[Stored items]
○ ○ ○ ○ ○
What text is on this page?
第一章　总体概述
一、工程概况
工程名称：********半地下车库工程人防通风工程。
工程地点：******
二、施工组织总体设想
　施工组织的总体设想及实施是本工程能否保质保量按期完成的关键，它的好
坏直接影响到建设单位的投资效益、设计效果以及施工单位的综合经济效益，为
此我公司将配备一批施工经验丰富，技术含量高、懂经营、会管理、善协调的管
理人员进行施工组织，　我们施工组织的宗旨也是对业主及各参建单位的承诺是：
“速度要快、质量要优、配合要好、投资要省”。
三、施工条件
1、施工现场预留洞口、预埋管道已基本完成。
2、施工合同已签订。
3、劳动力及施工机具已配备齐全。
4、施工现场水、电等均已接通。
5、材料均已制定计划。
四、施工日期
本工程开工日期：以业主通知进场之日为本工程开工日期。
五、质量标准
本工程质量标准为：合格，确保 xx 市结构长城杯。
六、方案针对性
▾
○ ○ ○ ○ ○
[WORK TO DO]: Without leaving anything out, quote all the data.

[RESPONSE TO THIS EXERCISE]:
What text is on this page?
第一章　总体概述
一、工程概况
工程名称：********半地下车库工程人防通风工程。
工程地点：******
二、施工组织总体设想
　施工组织的总体设想及实施是本工程能否保质保量按期完成的关键，它的好
坏直接影响到建设单位的投资效益、设计效果以及施工单位的综合经济效益，为
此我公司将配备一批施工经验丰富，技术含量高、懂经营、会管理、善协调的管
理人员进行施工组织，　我们施工组织的宗旨也是对业主及各参建单位的承诺是：
“速度要快、质量要优、配合要好、投资要省”。
三、施工条件
1、施工现场预留洞口、预埋管道已基本完成。
2、施工合同已签订。
3、劳动力及施工机具已配备齐全。
4、施工现场水、电等均已接通。
5、材料均已制定计划。
四、施工日期
本工程开工日期：以业主通知进场之日为本工程开工日期。
五、质量标准
本工程质量标准为：合格，确保 xx 市结构长城杯。
六、方案针对性
▾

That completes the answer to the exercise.